** start Dataset records **

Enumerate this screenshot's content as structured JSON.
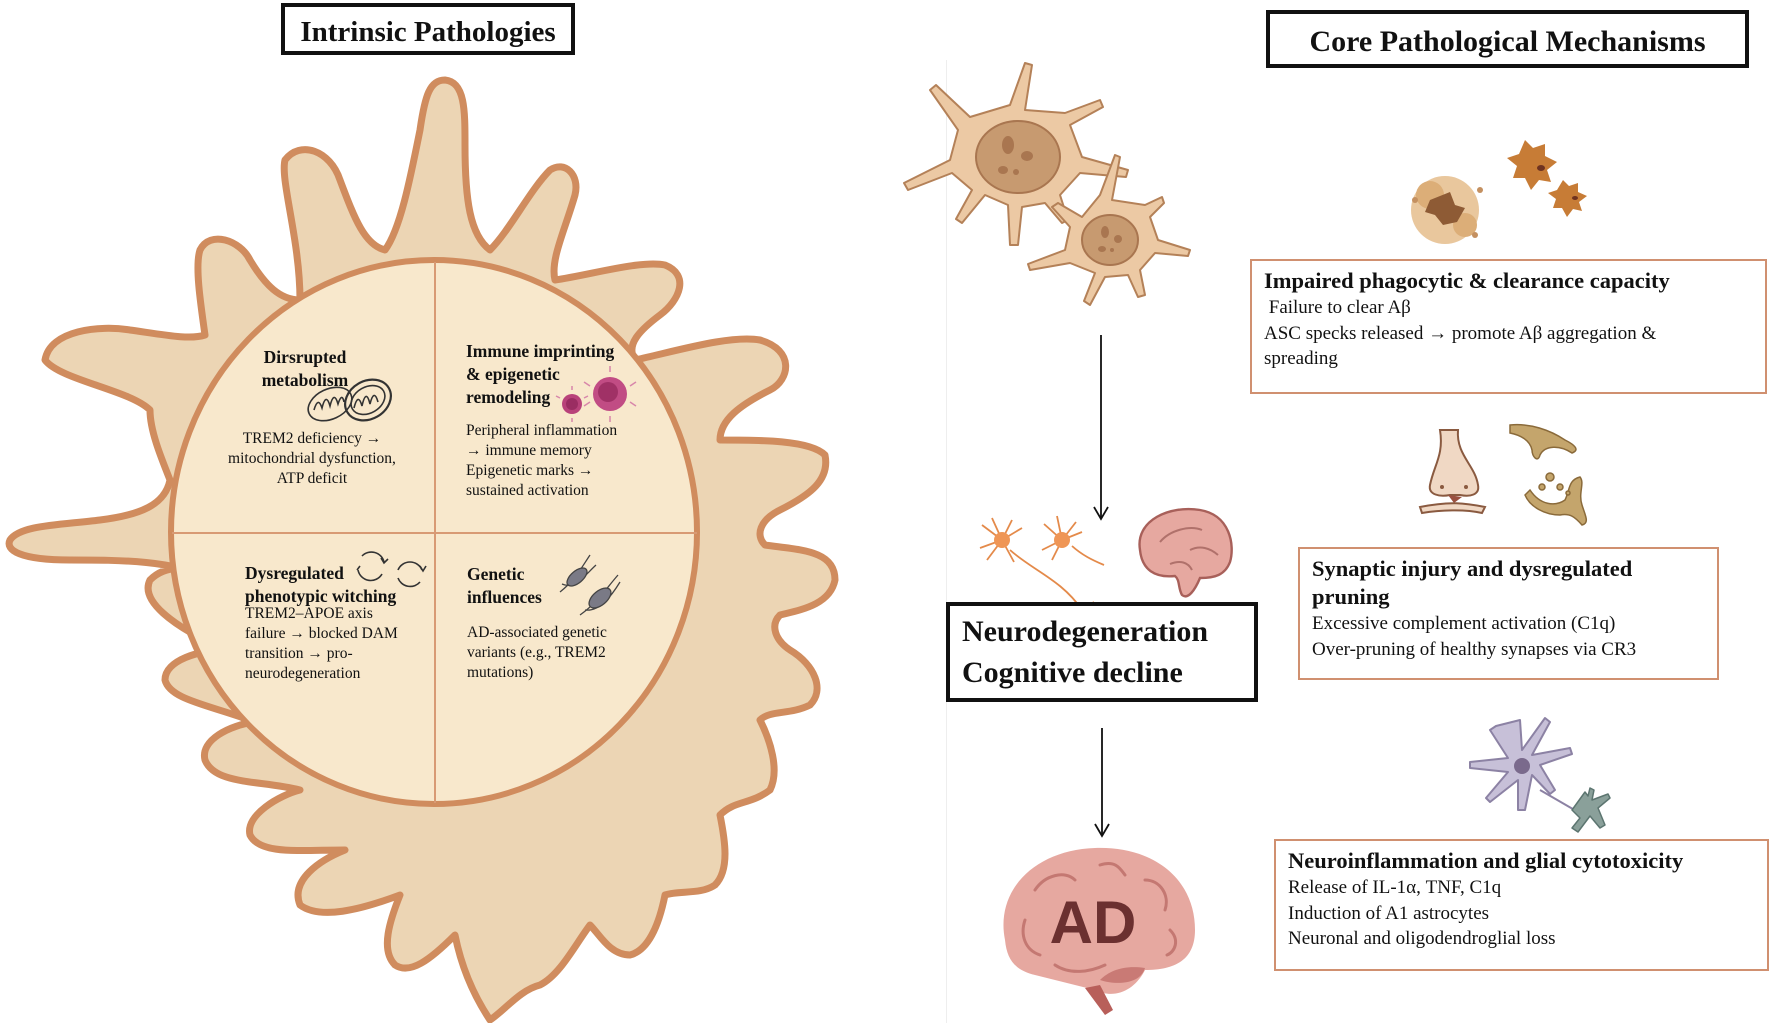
{
  "left_panel": {
    "title": "Intrinsic Pathologies",
    "quadrants": [
      {
        "id": "metabolism",
        "title_lines": [
          "Dirsrupted",
          "metabolism"
        ],
        "icon": "mitochondria-icon",
        "text_lines": [
          "TREM2 deficiency →",
          "mitochondrial dysfunction,",
          "ATP deficit"
        ]
      },
      {
        "id": "immune",
        "title_lines": [
          "Immune imprinting",
          "& epigenetic",
          "remodeling"
        ],
        "icon": "immune-cell-icon",
        "text_lines": [
          "Peripheral inflammation",
          "→ immune memory",
          "Epigenetic marks →",
          "sustained activation"
        ]
      },
      {
        "id": "phenotypic",
        "title_lines": [
          "Dysregulated",
          "phenotypic witching"
        ],
        "icon": "cycle-arrows-icon",
        "text_lines": [
          "TREM2–APOE axis",
          "failure → blocked DAM",
          "transition → pro-",
          "neurodegeneration"
        ]
      },
      {
        "id": "genetic",
        "title_lines": [
          "Genetic",
          "influences"
        ],
        "icon": "dna-icon",
        "text_lines": [
          "AD-associated genetic",
          "variants (e.g., TREM2",
          "mutations)"
        ]
      }
    ]
  },
  "center": {
    "top_icon": "microglia-cells-icon",
    "middle_icons": [
      "neurons-icon",
      "brain-icon"
    ],
    "outcome_lines": [
      "Neurodegeneration",
      "Cognitive decline"
    ],
    "bottom_icon": "ad-brain-icon",
    "bottom_label": "AD"
  },
  "right_panel": {
    "title": "Core Pathological Mechanisms",
    "mechanisms": [
      {
        "icon": "amyloid-plaque-icon",
        "title_lines": [
          "Impaired phagocytic & clearance capacity"
        ],
        "text_lines": [
          " Failure to clear Aβ",
          "ASC specks released → promote Aβ aggregation &",
          "spreading"
        ]
      },
      {
        "icon": "synapse-icon",
        "title_lines": [
          "Synaptic injury and dysregulated",
          "pruning"
        ],
        "text_lines": [
          "Excessive complement activation (C1q)",
          "Over-pruning of healthy synapses via CR3"
        ]
      },
      {
        "icon": "astrocyte-icon",
        "title_lines": [
          "Neuroinflammation and glial cytotoxicity"
        ],
        "text_lines": [
          "Release of IL-1α, TNF, C1q",
          "Induction of A1 astrocytes",
          "Neuronal and oligodendroglial loss"
        ]
      }
    ]
  },
  "colors": {
    "cell_fill": "#ecd5b4",
    "cell_stroke": "#d08c5e",
    "nucleus_fill": "#f8e8cc",
    "box_border": "#d09070",
    "ad_text": "#6b3030",
    "brain_fill": "#e6a8a0"
  }
}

** end Dataset records **

■ Task prompt ■
Write out the records above exactly as they appear, leaving out any pictures.

■ Worked solution ■
Enumerate this screenshot's content as structured JSON.
{
  "left_panel": {
    "title": "Intrinsic Pathologies",
    "quadrants": [
      {
        "id": "metabolism",
        "title_lines": [
          "Dirsrupted",
          "metabolism"
        ],
        "icon": "mitochondria-icon",
        "text_lines": [
          "TREM2 deficiency →",
          "mitochondrial dysfunction,",
          "ATP deficit"
        ]
      },
      {
        "id": "immune",
        "title_lines": [
          "Immune imprinting",
          "& epigenetic",
          "remodeling"
        ],
        "icon": "immune-cell-icon",
        "text_lines": [
          "Peripheral inflammation",
          "→ immune memory",
          "Epigenetic marks →",
          "sustained activation"
        ]
      },
      {
        "id": "phenotypic",
        "title_lines": [
          "Dysregulated",
          "phenotypic witching"
        ],
        "icon": "cycle-arrows-icon",
        "text_lines": [
          "TREM2–APOE axis",
          "failure → blocked DAM",
          "transition → pro-",
          "neurodegeneration"
        ]
      },
      {
        "id": "genetic",
        "title_lines": [
          "Genetic",
          "influences"
        ],
        "icon": "dna-icon",
        "text_lines": [
          "AD-associated genetic",
          "variants (e.g., TREM2",
          "mutations)"
        ]
      }
    ]
  },
  "center": {
    "top_icon": "microglia-cells-icon",
    "middle_icons": [
      "neurons-icon",
      "brain-icon"
    ],
    "outcome_lines": [
      "Neurodegeneration",
      "Cognitive decline"
    ],
    "bottom_icon": "ad-brain-icon",
    "bottom_label": "AD"
  },
  "right_panel": {
    "title": "Core Pathological Mechanisms",
    "mechanisms": [
      {
        "icon": "amyloid-plaque-icon",
        "title_lines": [
          "Impaired phagocytic & clearance capacity"
        ],
        "text_lines": [
          " Failure to clear Aβ",
          "ASC specks released → promote Aβ aggregation &",
          "spreading"
        ]
      },
      {
        "icon": "synapse-icon",
        "title_lines": [
          "Synaptic injury and dysregulated",
          "pruning"
        ],
        "text_lines": [
          "Excessive complement activation (C1q)",
          "Over-pruning of healthy synapses via CR3"
        ]
      },
      {
        "icon": "astrocyte-icon",
        "title_lines": [
          "Neuroinflammation and glial cytotoxicity"
        ],
        "text_lines": [
          "Release of IL-1α, TNF, C1q",
          "Induction of A1 astrocytes",
          "Neuronal and oligodendroglial loss"
        ]
      }
    ]
  },
  "colors": {
    "cell_fill": "#ecd5b4",
    "cell_stroke": "#d08c5e",
    "nucleus_fill": "#f8e8cc",
    "box_border": "#d09070",
    "ad_text": "#6b3030",
    "brain_fill": "#e6a8a0"
  }
}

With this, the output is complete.